What to do: Each entry below must be repeated word for word.

+++

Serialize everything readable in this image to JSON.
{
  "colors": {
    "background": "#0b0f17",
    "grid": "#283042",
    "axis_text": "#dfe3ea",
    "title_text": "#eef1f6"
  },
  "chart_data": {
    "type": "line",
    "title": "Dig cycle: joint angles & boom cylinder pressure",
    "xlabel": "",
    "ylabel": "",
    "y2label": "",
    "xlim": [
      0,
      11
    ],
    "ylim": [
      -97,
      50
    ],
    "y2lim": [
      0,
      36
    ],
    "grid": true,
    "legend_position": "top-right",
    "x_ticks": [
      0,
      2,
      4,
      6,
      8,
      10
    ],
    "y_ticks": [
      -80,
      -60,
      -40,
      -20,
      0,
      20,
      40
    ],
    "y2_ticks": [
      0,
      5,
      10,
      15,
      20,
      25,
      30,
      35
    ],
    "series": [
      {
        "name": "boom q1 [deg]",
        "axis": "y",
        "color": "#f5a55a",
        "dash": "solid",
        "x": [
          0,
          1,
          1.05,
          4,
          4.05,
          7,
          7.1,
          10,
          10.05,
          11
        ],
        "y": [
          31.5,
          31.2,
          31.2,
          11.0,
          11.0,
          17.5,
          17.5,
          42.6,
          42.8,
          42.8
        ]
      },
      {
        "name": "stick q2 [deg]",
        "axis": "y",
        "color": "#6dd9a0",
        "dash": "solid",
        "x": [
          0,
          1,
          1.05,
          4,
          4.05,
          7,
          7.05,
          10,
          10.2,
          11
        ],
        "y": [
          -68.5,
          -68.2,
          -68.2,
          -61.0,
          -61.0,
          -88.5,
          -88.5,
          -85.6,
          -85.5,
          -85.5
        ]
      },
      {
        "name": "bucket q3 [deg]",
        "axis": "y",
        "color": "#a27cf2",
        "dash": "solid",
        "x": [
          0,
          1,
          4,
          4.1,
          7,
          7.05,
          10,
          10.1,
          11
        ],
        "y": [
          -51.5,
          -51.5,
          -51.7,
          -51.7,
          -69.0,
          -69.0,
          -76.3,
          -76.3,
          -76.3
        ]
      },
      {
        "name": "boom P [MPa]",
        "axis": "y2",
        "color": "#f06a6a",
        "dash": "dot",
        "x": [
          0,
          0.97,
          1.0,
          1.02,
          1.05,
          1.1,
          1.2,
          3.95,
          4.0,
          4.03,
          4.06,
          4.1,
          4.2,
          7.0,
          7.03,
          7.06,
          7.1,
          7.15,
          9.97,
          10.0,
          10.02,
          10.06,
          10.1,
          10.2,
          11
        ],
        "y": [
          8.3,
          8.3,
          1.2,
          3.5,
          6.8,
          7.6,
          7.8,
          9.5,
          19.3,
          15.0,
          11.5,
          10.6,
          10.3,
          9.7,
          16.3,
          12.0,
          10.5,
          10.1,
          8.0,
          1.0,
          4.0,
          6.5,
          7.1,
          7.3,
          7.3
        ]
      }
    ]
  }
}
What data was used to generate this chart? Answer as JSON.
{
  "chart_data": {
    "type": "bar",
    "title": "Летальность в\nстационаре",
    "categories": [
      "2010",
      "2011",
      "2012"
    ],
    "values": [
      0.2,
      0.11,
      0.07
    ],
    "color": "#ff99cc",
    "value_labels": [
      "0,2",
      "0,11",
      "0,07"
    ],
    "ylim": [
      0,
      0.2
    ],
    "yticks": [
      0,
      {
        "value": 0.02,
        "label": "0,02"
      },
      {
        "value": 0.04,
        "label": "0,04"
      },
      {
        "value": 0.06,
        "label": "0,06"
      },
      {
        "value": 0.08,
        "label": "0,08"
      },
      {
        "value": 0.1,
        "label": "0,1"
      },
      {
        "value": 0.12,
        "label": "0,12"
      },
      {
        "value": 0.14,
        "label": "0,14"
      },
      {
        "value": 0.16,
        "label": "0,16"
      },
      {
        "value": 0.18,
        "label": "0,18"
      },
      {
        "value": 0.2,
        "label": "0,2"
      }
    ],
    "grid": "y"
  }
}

+++

Exercise result:
Serialize everything readable in this image to JSON.
{
  "colors": {
    "background": "#0b0f17",
    "grid": "#283042",
    "axis_text": "#dfe3ea",
    "title_text": "#eef1f6"
  },
  "chart_data": {
    "type": "line",
    "title": "Dig cycle: joint angles & boom cylinder pressure",
    "xlabel": "",
    "ylabel": "",
    "y2label": "",
    "xlim": [
      0,
      11
    ],
    "ylim": [
      -97,
      50
    ],
    "y2lim": [
      0,
      36
    ],
    "grid": true,
    "legend_position": "top-right",
    "x_ticks": [
      0,
      2,
      4,
      6,
      8,
      10
    ],
    "y_ticks": [
      -80,
      -60,
      -40,
      -20,
      0,
      20,
      40
    ],
    "y2_ticks": [
      0,
      5,
      10,
      15,
      20,
      25,
      30,
      35
    ],
    "series": [
      {
        "name": "boom q1 [deg]",
        "axis": "y",
        "color": "#f5a55a",
        "dash": "solid",
        "x": [
          0,
          1,
          1.05,
          4,
          4.05,
          7,
          7.1,
          10,
          10.05,
          11
        ],
        "y": [
          31.5,
          31.2,
          31.2,
          11.0,
          11.0,
          17.5,
          17.5,
          42.6,
          42.8,
          42.8
        ]
      },
      {
        "name": "stick q2 [deg]",
        "axis": "y",
        "color": "#6dd9a0",
        "dash": "solid",
        "x": [
          0,
          1,
          1.05,
          4,
          4.05,
          7,
          7.05,
          10,
          10.2,
          11
        ],
        "y": [
          -68.5,
          -68.2,
          -68.2,
          -61.0,
          -61.0,
          -88.5,
          -88.5,
          -85.6,
          -85.5,
          -85.5
        ]
      },
      {
        "name": "bucket q3 [deg]",
        "axis": "y",
        "color": "#a27cf2",
        "dash": "solid",
        "x": [
          0,
          1,
          4,
          4.1,
          7,
          7.05,
          10,
          10.1,
          11
        ],
        "y": [
          -51.5,
          -51.5,
          -51.7,
          -51.7,
          -69.0,
          -69.0,
          -76.3,
          -76.3,
          -76.3
        ]
      },
      {
        "name": "boom P [MPa]",
        "axis": "y2",
        "color": "#f06a6a",
        "dash": "dot",
        "x": [
          0,
          0.97,
          1.0,
          1.02,
          1.05,
          1.1,
          1.2,
          3.95,
          4.0,
          4.03,
          4.06,
          4.1,
          4.2,
          7.0,
          7.03,
          7.06,
          7.1,
          7.15,
          9.97,
          10.0,
          10.02,
          10.06,
          10.1,
          10.2,
          11
        ],
        "y": [
          8.3,
          8.3,
          1.2,
          3.5,
          6.8,
          7.6,
          7.8,
          9.5,
          19.3,
          15.0,
          11.5,
          10.6,
          10.3,
          9.7,
          16.3,
          12.0,
          10.5,
          10.1,
          8.0,
          1.0,
          4.0,
          6.5,
          7.1,
          7.3,
          7.3
        ]
      }
    ]
  }
}
What data was used to generate this chart? Answer as JSON.
{
  "chart_data": {
    "type": "bar",
    "title": "Летальность в\nстационаре",
    "categories": [
      "2010",
      "2011",
      "2012"
    ],
    "values": [
      0.2,
      0.11,
      0.07
    ],
    "color": "#ff99cc",
    "value_labels": [
      "0,2",
      "0,11",
      "0,07"
    ],
    "ylim": [
      0,
      0.2
    ],
    "yticks": [
      0,
      {
        "value": 0.02,
        "label": "0,02"
      },
      {
        "value": 0.04,
        "label": "0,04"
      },
      {
        "value": 0.06,
        "label": "0,06"
      },
      {
        "value": 0.08,
        "label": "0,08"
      },
      {
        "value": 0.1,
        "label": "0,1"
      },
      {
        "value": 0.12,
        "label": "0,12"
      },
      {
        "value": 0.14,
        "label": "0,14"
      },
      {
        "value": 0.16,
        "label": "0,16"
      },
      {
        "value": 0.18,
        "label": "0,18"
      },
      {
        "value": 0.2,
        "label": "0,2"
      }
    ],
    "grid": "y"
  }
}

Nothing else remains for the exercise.